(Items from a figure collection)
***
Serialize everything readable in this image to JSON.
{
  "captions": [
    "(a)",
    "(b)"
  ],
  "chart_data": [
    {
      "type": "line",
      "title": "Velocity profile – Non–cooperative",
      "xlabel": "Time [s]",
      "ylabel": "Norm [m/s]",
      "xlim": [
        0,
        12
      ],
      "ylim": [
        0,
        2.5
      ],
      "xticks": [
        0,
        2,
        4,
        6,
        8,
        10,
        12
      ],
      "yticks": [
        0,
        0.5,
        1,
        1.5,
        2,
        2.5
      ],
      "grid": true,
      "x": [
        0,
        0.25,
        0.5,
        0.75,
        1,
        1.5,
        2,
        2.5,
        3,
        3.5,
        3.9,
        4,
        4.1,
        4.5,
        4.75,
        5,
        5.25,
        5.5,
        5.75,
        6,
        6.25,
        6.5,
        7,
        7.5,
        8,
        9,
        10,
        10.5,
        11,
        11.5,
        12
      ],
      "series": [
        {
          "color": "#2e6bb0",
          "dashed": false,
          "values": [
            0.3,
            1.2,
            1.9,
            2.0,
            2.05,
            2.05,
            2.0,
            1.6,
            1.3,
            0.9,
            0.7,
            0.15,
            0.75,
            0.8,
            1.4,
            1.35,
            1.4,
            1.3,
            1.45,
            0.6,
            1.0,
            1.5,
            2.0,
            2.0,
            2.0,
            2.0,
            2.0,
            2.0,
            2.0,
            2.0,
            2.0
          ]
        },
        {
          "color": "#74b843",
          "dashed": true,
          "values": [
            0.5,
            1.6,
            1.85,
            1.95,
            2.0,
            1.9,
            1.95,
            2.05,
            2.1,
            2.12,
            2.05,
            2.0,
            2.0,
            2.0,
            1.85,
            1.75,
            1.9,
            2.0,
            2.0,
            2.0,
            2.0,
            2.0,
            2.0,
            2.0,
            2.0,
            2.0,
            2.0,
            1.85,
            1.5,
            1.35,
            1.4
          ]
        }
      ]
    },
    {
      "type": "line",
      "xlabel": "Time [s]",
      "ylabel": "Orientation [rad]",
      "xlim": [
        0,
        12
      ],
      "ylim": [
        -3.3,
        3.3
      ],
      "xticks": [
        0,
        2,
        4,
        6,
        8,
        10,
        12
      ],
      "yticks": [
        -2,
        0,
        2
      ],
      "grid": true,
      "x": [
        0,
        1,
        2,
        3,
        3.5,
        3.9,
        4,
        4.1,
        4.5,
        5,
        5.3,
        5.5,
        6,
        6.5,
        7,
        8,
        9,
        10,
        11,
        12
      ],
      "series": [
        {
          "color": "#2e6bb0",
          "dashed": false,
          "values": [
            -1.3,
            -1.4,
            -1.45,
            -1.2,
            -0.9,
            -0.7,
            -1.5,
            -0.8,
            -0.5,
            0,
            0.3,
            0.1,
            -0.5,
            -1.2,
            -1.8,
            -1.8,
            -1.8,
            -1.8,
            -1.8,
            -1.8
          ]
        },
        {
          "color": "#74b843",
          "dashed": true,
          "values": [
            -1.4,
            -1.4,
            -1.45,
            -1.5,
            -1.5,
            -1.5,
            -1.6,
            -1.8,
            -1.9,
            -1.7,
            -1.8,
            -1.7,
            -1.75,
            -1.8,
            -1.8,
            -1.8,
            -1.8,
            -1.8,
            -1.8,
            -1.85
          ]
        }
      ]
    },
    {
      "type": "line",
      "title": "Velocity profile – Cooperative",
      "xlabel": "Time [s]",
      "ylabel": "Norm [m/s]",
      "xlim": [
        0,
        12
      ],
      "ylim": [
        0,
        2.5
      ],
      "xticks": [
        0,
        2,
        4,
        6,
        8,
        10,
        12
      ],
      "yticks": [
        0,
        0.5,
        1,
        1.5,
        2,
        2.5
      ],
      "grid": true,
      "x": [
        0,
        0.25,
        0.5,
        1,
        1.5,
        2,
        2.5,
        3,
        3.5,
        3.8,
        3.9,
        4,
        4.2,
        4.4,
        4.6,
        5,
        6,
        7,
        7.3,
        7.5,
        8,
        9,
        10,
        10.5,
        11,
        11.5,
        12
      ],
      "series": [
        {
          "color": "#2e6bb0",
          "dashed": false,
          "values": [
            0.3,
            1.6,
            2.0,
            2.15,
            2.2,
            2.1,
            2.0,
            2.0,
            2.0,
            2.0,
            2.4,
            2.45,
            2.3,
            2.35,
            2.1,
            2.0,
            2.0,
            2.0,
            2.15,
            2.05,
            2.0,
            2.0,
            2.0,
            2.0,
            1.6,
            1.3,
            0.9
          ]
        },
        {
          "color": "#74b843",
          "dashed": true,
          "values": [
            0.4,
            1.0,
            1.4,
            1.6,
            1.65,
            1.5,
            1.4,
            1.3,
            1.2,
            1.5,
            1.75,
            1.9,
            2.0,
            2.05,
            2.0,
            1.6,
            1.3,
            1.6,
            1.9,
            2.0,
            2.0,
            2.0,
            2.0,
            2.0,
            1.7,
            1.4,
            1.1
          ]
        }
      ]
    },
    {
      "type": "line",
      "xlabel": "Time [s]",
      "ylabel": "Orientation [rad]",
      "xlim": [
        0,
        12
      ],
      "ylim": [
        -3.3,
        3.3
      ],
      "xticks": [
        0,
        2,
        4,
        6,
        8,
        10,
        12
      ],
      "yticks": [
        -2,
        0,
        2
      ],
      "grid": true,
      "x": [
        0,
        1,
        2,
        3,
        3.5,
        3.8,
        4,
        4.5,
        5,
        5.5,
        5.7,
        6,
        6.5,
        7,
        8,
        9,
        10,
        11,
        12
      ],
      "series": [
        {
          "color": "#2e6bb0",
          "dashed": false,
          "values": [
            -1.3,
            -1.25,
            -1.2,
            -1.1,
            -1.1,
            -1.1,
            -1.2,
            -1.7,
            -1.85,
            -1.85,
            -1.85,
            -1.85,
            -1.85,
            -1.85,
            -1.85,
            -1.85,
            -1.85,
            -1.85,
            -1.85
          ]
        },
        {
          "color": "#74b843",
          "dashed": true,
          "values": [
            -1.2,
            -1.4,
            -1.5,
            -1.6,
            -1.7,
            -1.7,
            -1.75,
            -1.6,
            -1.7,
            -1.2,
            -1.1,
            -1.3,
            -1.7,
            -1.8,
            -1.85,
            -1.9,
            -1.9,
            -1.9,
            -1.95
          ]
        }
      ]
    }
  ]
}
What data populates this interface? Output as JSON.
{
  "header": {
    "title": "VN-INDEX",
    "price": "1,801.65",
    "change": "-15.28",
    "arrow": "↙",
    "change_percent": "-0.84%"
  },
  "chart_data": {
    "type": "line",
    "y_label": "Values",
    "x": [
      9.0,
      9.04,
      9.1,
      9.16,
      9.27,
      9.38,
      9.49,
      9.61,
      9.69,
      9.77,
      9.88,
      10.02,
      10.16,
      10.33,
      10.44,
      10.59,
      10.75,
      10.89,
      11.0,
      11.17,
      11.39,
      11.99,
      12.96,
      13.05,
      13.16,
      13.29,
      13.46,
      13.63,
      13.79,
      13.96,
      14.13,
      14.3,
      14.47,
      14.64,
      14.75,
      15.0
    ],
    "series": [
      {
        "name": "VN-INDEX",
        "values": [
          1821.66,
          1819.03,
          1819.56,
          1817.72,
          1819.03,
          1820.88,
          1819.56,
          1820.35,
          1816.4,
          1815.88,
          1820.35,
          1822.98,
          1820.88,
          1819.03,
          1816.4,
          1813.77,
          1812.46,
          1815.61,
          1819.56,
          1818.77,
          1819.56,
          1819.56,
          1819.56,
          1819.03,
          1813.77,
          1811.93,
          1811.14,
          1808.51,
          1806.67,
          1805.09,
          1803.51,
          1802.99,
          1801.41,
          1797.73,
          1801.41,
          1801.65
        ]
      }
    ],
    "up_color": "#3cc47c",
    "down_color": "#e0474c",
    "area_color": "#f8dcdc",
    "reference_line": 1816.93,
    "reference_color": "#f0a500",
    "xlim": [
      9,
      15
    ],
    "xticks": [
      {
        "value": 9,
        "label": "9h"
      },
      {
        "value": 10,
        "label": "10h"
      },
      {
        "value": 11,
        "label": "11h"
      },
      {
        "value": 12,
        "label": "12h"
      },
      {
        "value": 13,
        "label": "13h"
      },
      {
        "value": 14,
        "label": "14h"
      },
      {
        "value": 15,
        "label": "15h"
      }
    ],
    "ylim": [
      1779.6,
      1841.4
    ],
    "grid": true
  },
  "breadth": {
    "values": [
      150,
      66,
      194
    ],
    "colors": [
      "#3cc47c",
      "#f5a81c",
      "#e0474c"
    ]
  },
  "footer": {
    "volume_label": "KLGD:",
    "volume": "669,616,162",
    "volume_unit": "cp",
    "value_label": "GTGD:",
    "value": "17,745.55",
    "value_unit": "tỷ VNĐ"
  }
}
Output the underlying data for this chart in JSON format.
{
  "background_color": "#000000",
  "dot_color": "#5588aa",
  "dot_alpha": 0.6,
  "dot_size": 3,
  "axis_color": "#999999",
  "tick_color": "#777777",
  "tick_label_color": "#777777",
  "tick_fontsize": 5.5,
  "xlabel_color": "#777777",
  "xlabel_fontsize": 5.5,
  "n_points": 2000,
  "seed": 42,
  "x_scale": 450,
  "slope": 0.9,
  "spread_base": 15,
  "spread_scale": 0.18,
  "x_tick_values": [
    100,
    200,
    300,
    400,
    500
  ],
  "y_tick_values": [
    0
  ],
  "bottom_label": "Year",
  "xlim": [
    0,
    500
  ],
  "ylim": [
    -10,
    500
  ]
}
***
_Exercise requirements_
In the entries above, take the line containing "Output the underlying" and each later line through the last, and repeat them exactly. Output nothing else.

_Solution_
Output the underlying data for this chart in JSON format.
{
  "background_color": "#000000",
  "dot_color": "#5588aa",
  "dot_alpha": 0.6,
  "dot_size": 3,
  "axis_color": "#999999",
  "tick_color": "#777777",
  "tick_label_color": "#777777",
  "tick_fontsize": 5.5,
  "xlabel_color": "#777777",
  "xlabel_fontsize": 5.5,
  "n_points": 2000,
  "seed": 42,
  "x_scale": 450,
  "slope": 0.9,
  "spread_base": 15,
  "spread_scale": 0.18,
  "x_tick_values": [
    100,
    200,
    300,
    400,
    500
  ],
  "y_tick_values": [
    0
  ],
  "bottom_label": "Year",
  "xlim": [
    0,
    500
  ],
  "ylim": [
    -10,
    500
  ]
}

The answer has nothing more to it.